Pictures are to be left out; otherwise, copy exactly the lines from the line containing "Transcribe the text in this document." through the end of the data.
-- -- --
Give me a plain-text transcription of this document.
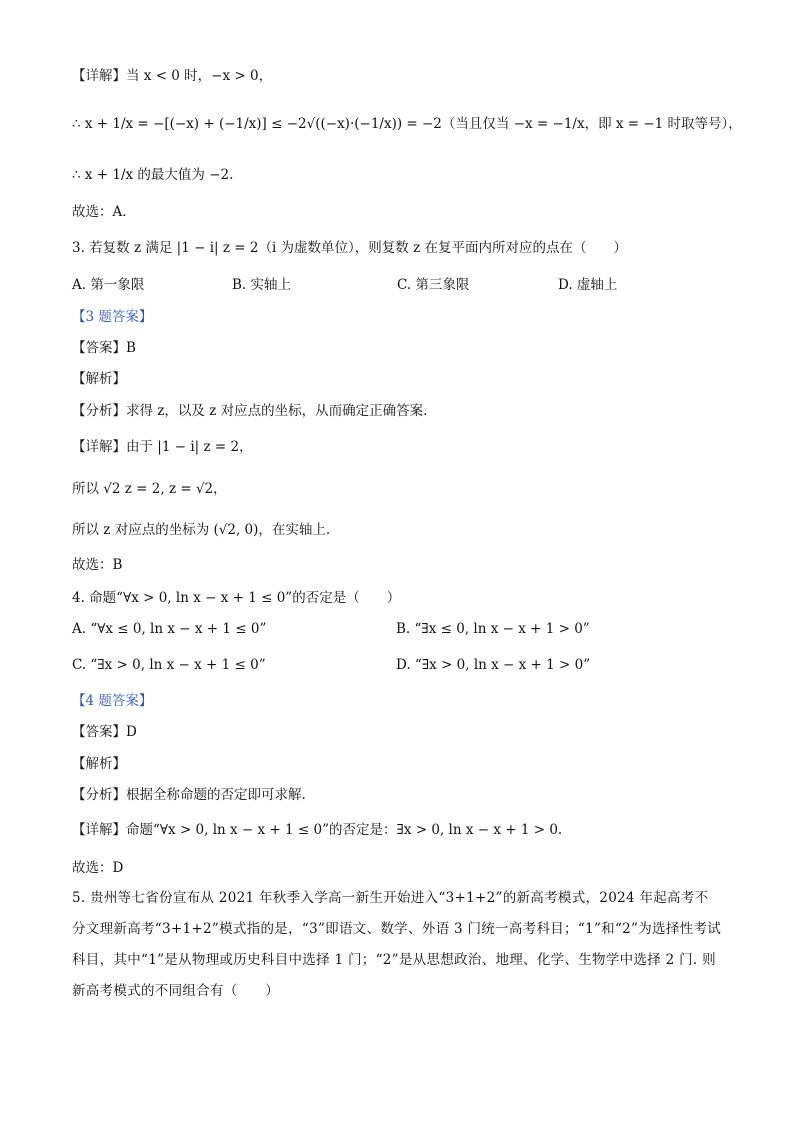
【详解】当 x < 0 时，−x > 0，
∴ x + 1/x = −[(−x) + (−1/x)] ≤ −2√((−x)·(−1/x)) = −2（当且仅当 −x = −1/x，即 x = −1 时取等号），
∴ x + 1/x 的最大值为 −2.
故选：A.
3. 若复数 z 满足 |1 − i| z = 2（i 为虚数单位），则复数 z 在复平面内所对应的点在（　　）
A. 第一象限	B. 实轴上	C. 第三象限	D. 虚轴上
【3 题答案】
【答案】B
【解析】
【分析】求得 z，以及 z 对应点的坐标，从而确定正确答案.
【详解】由于 |1 − i| z = 2，
所以 √2 z = 2, z = √2，
所以 z 对应点的坐标为 (√2, 0)，在实轴上.
故选：B
4. 命题“∀x > 0, ln x − x + 1 ≤ 0”的否定是（　　）
A. “∀x ≤ 0, ln x − x + 1 ≤ 0”	B. “∃x ≤ 0, ln x − x + 1 > 0”
C. “∃x > 0, ln x − x + 1 ≤ 0”	D. “∃x > 0, ln x − x + 1 > 0”
【4 题答案】
【答案】D
【解析】
【分析】根据全称命题的否定即可求解.
【详解】命题“∀x > 0, ln x − x + 1 ≤ 0”的否定是：∃x > 0, ln x − x + 1 > 0.
故选：D
5. 贵州等七省份宣布从 2021 年秋季入学高一新生开始进入“3+1+2”的新高考模式，2024 年起高考不分文理新高考“3+1+2”模式指的是，“3”即语文、数学、外语 3 门统一高考科目；“1”和“2”为选择性考试科目，其中“1”是从物理或历史科目中选择 1 门；“2”是从思想政治、地理、化学、生物学中选择 2 门. 则新高考模式的不同组合有（　　）
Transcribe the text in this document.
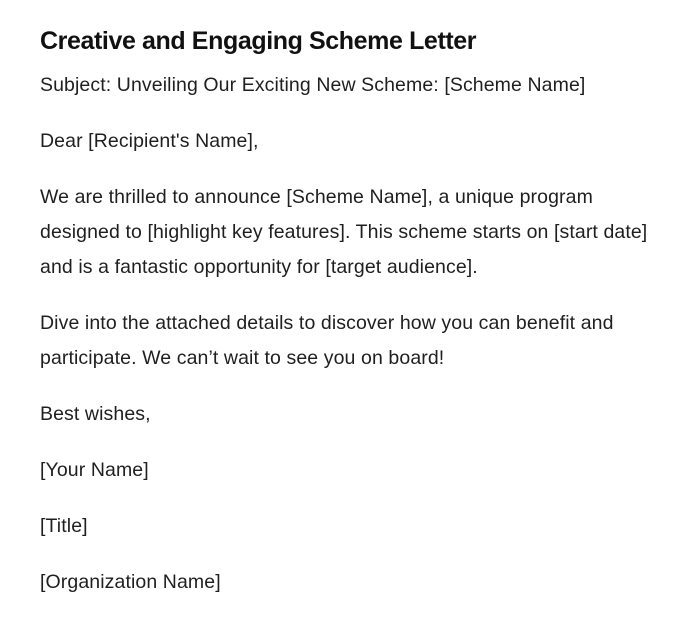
Creative and Engaging Scheme Letter

Subject: Unveiling Our Exciting New Scheme: [Scheme Name]

Dear [Recipient's Name],

We are thrilled to announce [Scheme Name], a unique program designed to [highlight key features]. This scheme starts on [start date] and is a fantastic opportunity for [target audience].

Dive into the attached details to discover how you can benefit and participate. We can’t wait to see you on board!

Best wishes,

[Your Name]

[Title]

[Organization Name]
-- -- --
| RESULT OF THE TASK |
Transcribe the text in this document.
Creative and Engaging Scheme Letter

Subject: Unveiling Our Exciting New Scheme: [Scheme Name]

Dear [Recipient's Name],

We are thrilled to announce [Scheme Name], a unique program designed to [highlight key features]. This scheme starts on [start date] and is a fantastic opportunity for [target audience].

Dive into the attached details to discover how you can benefit and participate. We can’t wait to see you on board!

Best wishes,

[Your Name]

[Title]

[Organization Name]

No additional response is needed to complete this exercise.